- **Listing**
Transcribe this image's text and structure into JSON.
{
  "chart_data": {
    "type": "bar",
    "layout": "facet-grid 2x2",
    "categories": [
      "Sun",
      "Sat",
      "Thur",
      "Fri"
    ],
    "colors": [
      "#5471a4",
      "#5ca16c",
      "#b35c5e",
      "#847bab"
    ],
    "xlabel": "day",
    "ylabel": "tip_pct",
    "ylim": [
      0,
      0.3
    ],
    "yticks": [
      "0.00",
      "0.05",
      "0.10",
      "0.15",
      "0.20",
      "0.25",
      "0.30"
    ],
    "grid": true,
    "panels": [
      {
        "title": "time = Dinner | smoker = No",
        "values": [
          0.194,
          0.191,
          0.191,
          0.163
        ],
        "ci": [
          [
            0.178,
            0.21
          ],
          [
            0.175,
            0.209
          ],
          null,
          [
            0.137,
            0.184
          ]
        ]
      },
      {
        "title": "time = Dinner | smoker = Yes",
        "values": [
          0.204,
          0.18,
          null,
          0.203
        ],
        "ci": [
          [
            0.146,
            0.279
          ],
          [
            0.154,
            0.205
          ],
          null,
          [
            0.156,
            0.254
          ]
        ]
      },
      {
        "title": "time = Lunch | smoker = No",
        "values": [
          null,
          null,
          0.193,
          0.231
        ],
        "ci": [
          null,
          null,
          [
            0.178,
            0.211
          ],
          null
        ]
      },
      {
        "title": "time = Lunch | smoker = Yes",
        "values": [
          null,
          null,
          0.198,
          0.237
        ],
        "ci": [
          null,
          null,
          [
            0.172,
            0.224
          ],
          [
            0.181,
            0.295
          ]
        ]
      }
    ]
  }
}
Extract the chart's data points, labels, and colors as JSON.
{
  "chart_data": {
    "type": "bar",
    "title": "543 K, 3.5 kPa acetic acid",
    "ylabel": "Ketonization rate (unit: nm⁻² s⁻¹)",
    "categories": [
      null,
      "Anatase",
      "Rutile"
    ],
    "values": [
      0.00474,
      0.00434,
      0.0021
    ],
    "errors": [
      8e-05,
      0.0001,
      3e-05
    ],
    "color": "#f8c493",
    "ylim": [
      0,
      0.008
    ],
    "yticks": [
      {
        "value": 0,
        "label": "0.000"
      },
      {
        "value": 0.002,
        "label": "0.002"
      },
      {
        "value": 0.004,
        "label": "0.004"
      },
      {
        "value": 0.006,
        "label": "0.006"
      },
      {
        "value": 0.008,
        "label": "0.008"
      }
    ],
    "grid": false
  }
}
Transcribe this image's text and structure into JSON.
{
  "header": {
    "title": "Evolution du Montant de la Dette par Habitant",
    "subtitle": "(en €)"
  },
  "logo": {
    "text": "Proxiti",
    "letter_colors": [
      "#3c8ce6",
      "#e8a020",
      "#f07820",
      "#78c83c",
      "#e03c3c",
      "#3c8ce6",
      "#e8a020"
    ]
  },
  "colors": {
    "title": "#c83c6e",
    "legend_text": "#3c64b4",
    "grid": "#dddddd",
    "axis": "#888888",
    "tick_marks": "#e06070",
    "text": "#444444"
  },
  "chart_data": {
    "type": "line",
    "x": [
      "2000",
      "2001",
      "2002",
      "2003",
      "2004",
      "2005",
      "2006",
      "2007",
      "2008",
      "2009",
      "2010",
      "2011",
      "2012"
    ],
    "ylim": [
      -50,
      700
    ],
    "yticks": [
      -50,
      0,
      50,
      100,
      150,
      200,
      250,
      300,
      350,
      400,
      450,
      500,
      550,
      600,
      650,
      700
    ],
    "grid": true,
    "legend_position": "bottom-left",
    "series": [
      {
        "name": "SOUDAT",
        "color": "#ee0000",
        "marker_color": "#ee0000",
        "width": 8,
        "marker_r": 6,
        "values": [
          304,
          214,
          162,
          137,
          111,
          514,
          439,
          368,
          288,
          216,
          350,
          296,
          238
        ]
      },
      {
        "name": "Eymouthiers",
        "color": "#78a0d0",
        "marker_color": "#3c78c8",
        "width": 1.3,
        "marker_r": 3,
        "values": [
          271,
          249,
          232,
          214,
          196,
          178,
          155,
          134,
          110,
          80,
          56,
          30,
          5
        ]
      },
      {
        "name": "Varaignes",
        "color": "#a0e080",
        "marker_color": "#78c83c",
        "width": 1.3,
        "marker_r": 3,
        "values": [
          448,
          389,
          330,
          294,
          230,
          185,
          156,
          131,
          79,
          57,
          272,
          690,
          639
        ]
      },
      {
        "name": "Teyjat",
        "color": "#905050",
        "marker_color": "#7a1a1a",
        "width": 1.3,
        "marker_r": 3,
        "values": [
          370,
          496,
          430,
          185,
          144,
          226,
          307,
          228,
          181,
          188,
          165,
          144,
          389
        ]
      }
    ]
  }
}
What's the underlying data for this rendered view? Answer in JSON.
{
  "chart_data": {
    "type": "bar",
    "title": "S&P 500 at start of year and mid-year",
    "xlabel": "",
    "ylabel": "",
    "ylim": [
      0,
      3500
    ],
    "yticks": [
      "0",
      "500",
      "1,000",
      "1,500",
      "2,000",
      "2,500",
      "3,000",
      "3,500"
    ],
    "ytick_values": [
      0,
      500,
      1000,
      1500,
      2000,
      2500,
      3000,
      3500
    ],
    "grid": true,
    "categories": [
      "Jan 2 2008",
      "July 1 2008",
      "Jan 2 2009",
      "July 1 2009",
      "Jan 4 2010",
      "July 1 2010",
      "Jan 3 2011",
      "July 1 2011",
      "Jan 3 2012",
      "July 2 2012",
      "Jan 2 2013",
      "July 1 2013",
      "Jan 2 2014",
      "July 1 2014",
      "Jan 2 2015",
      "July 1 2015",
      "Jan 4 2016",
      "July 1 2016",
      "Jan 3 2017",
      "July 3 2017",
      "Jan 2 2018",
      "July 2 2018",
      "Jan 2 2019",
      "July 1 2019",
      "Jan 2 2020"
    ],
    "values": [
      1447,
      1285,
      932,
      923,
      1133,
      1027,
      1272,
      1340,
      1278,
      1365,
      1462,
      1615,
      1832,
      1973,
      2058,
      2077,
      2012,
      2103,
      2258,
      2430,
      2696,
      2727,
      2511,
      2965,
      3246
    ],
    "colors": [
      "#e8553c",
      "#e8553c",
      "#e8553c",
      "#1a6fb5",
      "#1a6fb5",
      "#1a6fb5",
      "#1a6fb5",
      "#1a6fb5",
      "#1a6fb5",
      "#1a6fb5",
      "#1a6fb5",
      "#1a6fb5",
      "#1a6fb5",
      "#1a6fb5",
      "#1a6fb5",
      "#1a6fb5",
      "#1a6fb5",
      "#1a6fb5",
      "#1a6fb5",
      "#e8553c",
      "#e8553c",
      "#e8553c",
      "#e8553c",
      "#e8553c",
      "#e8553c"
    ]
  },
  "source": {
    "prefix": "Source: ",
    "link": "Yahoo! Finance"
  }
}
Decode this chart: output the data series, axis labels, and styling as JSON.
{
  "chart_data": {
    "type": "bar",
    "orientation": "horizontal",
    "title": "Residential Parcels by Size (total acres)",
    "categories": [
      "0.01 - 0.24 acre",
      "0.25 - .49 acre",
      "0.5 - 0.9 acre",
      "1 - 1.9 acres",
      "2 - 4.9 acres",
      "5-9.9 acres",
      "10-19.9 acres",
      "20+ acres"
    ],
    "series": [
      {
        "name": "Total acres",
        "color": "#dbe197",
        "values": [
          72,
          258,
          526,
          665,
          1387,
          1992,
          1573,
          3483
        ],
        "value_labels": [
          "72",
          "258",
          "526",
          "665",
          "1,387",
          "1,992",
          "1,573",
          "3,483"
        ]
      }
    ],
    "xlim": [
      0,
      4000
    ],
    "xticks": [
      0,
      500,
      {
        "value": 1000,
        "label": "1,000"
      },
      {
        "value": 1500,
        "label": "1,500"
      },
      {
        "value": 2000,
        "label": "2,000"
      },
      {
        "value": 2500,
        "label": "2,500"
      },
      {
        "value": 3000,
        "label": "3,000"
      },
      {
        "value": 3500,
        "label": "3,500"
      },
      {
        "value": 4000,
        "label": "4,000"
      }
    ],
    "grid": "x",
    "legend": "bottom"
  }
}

- **Required task**
Return from the data every line that holds "grid".

- **Solution**
    "layout": "facet-grid 2x2",
    "grid": true,
    "grid": false
    "grid": "#dddddd",
    "grid": true,
    "grid": true,
    "grid": "x",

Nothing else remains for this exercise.